■ Selection:
Well, it was fun while it lasted – The Great Moderation, that is. The United States could emit pieces of green paper without causing consumer prices to go up. Because globalised wages and finished product prices were falling fast enough to offset it.

But inflation is back. Like spring pollen and sulphurous pollution, it is darkening the air in China. And now people in Europe and America are beginning to rub their eyes and sniff, too. Gasoline hits new records – along with the oil price – every week. Food prices are so high that many nations are taking emergency action to control them. Soon, consumer price inflation will be a problem for nearly everyone.

*** Oh… yes… the oil market. Nations don’t have friends, said one savvy strategist, they only have interests. And since the beginning of the Industrial Revolution, one primary interest of ambitious nations was securing supplies of energy.

Alan Greenspan told the world that the war in Iraq was largely “about oil.” John McCain says that if we didn’t have to import oil it would “prevent us from having ever to send our young men and women into conflict again in the Middle East.” Sounds like he thinks the war is “about oil” too.

(Records of where the elements appear)
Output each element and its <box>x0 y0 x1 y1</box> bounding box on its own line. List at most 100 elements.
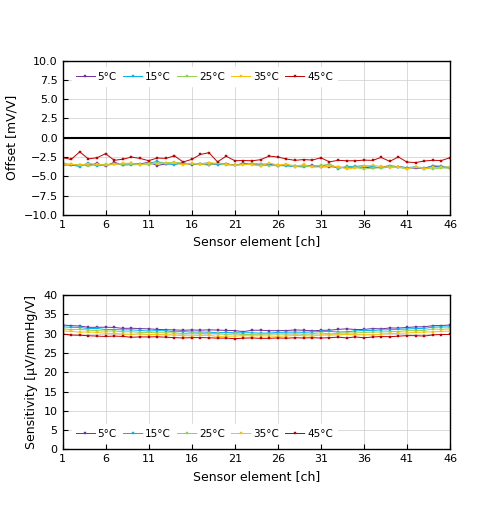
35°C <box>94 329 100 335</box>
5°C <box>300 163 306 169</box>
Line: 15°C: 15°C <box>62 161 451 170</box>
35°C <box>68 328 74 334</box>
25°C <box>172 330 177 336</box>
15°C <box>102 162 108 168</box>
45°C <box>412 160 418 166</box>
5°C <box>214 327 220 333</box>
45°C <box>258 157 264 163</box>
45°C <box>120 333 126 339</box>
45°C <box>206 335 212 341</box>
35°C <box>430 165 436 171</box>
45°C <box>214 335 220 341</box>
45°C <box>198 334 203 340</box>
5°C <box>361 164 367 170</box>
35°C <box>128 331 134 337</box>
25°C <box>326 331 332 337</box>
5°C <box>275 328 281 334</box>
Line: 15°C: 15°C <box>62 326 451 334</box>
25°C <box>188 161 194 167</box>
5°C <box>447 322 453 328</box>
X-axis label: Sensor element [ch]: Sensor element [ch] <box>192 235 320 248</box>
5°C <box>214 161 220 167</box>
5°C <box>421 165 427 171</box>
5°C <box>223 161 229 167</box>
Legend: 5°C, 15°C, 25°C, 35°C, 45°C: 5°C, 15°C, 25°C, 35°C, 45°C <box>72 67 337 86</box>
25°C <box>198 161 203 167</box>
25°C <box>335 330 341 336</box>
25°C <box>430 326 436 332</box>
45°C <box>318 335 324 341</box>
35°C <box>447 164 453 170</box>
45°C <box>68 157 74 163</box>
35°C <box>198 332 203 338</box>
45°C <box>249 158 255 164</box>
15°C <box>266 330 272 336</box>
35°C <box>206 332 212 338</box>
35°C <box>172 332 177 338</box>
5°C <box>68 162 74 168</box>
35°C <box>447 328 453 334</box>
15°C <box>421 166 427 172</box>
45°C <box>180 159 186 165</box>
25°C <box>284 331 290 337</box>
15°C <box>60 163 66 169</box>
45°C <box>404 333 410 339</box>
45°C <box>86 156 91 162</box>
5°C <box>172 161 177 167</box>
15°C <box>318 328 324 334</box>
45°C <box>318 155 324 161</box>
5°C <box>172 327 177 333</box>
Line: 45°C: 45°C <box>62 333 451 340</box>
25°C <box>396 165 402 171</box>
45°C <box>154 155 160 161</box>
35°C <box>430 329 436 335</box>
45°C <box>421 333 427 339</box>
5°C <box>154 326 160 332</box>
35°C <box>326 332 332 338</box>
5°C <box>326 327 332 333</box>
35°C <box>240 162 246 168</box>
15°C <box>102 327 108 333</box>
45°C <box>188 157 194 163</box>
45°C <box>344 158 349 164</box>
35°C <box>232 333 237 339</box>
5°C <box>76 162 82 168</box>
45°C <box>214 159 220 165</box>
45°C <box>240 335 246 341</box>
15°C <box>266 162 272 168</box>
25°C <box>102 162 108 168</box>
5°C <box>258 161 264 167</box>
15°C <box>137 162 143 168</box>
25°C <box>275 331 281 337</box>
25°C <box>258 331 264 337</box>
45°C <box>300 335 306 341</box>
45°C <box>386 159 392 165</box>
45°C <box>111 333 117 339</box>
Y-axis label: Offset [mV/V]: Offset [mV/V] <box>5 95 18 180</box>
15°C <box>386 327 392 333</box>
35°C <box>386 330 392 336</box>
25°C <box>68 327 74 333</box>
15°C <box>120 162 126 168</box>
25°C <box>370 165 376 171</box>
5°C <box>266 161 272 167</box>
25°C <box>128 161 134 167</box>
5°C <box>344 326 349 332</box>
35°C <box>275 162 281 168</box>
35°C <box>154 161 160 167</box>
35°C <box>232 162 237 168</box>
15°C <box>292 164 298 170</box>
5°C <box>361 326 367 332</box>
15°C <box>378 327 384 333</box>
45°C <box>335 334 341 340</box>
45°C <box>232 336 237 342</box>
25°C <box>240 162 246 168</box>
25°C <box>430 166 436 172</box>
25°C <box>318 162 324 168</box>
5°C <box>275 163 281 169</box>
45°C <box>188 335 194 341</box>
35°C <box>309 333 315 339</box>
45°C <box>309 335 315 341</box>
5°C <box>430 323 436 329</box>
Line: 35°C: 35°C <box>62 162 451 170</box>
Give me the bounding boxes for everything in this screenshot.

* * *

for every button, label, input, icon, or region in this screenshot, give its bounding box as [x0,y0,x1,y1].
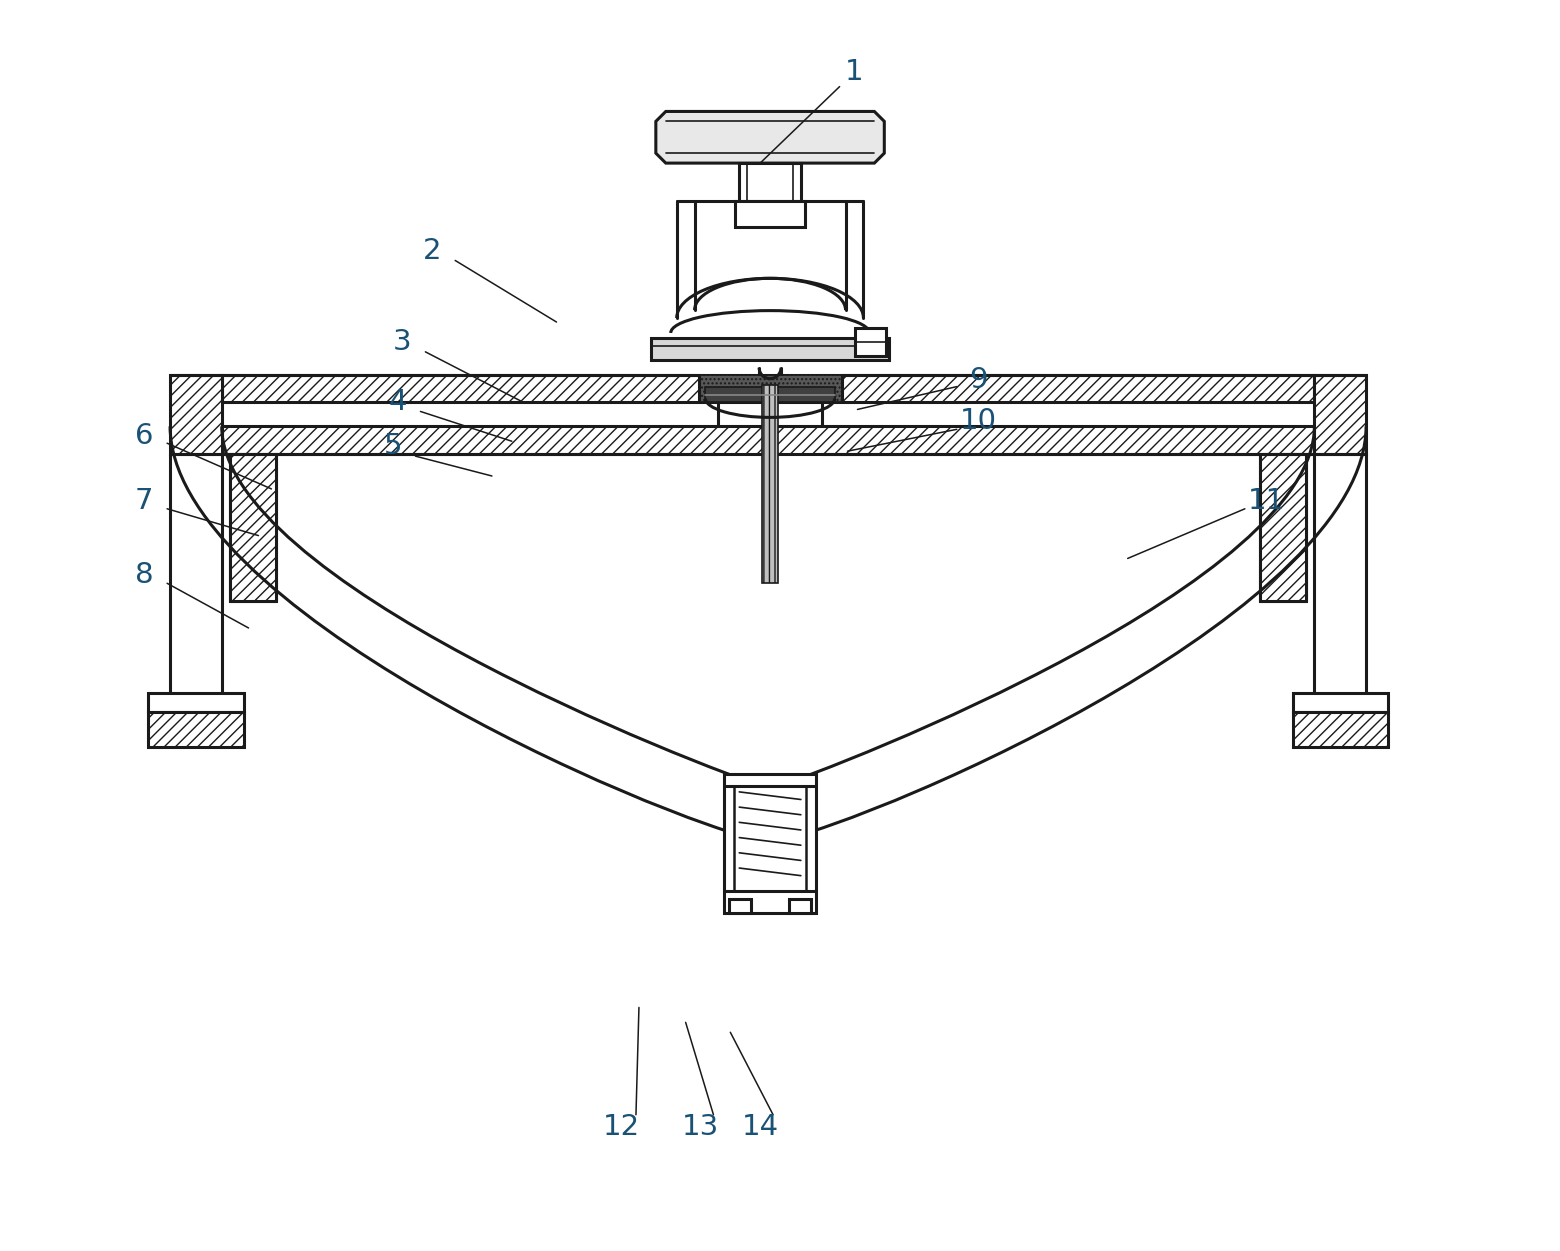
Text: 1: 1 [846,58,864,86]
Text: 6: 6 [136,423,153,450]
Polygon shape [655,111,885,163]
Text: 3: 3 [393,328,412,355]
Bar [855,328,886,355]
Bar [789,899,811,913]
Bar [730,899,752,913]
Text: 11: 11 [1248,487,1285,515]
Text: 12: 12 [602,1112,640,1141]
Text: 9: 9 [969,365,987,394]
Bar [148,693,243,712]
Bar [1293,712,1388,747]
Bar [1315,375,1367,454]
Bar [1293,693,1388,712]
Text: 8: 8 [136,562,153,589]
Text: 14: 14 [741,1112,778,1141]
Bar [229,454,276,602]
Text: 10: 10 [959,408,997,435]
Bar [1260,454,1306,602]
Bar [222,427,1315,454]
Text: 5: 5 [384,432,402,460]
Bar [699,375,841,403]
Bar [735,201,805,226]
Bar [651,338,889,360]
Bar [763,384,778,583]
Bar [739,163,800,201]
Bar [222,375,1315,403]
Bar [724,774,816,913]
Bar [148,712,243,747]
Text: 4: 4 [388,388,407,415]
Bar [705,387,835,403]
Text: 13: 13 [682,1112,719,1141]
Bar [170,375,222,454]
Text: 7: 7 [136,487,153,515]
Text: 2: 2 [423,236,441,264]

...

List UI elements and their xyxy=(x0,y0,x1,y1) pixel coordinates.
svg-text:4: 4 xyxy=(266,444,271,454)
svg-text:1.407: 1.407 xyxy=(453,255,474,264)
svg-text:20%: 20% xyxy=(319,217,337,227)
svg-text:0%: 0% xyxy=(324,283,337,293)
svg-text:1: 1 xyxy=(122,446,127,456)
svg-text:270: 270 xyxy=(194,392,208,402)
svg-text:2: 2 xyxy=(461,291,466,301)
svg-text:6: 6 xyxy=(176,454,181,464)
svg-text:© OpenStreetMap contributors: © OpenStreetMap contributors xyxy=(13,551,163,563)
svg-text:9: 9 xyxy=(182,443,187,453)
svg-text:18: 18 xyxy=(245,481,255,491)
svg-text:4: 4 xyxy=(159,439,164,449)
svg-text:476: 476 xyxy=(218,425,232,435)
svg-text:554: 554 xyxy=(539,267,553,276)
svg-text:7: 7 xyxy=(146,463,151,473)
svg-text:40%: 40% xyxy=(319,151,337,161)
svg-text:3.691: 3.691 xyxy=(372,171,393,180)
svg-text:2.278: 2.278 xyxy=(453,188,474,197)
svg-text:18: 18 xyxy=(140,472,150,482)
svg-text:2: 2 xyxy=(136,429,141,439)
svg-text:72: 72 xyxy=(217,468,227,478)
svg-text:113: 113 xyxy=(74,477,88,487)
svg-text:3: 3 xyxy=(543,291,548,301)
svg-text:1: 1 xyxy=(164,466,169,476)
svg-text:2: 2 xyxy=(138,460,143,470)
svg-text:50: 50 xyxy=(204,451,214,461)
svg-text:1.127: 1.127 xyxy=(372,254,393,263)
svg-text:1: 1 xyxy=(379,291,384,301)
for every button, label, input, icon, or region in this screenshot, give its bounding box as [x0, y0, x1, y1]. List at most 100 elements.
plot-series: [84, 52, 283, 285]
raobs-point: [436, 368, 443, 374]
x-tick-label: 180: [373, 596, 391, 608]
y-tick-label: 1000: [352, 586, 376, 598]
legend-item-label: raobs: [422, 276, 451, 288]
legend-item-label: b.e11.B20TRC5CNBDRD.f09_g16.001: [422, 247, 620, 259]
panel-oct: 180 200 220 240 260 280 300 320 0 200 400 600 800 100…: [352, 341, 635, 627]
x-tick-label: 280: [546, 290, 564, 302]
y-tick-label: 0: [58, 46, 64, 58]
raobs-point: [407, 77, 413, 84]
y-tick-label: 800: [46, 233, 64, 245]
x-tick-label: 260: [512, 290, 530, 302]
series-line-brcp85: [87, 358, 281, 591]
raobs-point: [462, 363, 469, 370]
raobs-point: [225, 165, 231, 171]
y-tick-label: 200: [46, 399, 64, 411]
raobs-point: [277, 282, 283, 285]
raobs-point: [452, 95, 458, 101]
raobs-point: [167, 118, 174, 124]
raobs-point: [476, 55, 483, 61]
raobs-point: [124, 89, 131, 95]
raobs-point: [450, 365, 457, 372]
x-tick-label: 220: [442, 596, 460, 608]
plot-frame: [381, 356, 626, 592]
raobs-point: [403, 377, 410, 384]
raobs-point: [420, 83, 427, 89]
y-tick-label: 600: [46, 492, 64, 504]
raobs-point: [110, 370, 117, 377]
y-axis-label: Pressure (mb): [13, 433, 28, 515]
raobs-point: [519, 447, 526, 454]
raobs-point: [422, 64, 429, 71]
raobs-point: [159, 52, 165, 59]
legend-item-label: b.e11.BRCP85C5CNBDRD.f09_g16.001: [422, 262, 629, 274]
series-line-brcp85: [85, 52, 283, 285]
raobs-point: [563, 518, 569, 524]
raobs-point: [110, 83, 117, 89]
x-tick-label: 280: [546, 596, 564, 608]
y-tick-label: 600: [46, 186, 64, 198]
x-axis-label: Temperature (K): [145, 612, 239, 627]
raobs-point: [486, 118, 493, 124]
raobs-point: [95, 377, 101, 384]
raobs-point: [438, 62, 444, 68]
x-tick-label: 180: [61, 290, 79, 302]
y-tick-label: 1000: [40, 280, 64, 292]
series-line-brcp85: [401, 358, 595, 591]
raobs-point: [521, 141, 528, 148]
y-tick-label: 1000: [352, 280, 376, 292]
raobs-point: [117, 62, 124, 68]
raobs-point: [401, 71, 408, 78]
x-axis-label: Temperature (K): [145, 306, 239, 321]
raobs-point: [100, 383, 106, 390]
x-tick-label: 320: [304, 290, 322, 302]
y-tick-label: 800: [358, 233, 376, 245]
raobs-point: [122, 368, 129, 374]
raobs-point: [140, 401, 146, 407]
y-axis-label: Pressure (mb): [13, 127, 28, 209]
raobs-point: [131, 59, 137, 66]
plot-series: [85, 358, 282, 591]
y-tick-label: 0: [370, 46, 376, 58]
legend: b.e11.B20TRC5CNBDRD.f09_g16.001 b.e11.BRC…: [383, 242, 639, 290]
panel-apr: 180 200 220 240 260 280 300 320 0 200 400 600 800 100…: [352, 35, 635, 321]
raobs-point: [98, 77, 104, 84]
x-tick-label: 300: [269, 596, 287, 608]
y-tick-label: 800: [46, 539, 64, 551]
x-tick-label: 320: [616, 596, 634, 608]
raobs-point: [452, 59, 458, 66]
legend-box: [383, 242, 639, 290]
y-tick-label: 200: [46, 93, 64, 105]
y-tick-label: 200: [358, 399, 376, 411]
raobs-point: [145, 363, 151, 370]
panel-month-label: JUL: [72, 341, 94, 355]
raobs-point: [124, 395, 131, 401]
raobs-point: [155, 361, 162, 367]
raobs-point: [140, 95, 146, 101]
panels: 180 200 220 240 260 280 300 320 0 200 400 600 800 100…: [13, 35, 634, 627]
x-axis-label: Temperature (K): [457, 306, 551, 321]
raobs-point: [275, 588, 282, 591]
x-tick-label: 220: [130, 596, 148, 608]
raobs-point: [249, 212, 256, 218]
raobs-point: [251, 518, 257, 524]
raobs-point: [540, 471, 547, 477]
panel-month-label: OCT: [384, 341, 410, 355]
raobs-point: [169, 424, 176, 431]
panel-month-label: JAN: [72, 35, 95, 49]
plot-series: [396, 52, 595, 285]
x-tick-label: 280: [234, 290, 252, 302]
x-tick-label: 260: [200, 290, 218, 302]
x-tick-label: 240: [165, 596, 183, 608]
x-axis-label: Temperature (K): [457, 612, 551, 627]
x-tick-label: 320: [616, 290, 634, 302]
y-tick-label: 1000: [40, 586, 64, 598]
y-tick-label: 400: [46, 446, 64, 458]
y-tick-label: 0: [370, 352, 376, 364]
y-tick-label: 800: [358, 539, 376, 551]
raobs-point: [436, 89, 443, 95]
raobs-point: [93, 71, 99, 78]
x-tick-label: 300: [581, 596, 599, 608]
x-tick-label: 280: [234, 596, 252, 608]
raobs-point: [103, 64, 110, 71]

■ Work to do:
Repeat the whole passage above on inflation and oil, word for word.

■ Output for this task:
Well, it was fun while it lasted – The Great Moderation, that is. The United States could emit pieces of green paper without causing consumer prices to go up. Because globalised wages and finished product prices were falling fast enough to offset it.

But inflation is back. Like spring pollen and sulphurous pollution, it is darkening the air in China. And now people in Europe and America are beginning to rub their eyes and sniff, too. Gasoline hits new records – along with the oil price – every week. Food prices are so high that many nations are taking emergency action to control them. Soon, consumer price inflation will be a problem for nearly everyone.

*** Oh… yes… the oil market. Nations don’t have friends, said one savvy strategist, they only have interests. And since the beginning of the Industrial Revolution, one primary interest of ambitious nations was securing supplies of energy.

Alan Greenspan told the world that the war in Iraq was largely “about oil.” John McCain says that if we didn’t have to import oil it would “prevent us from having ever to send our young men and women into conflict again in the Middle East.” Sounds like he thinks the war is “about oil” too.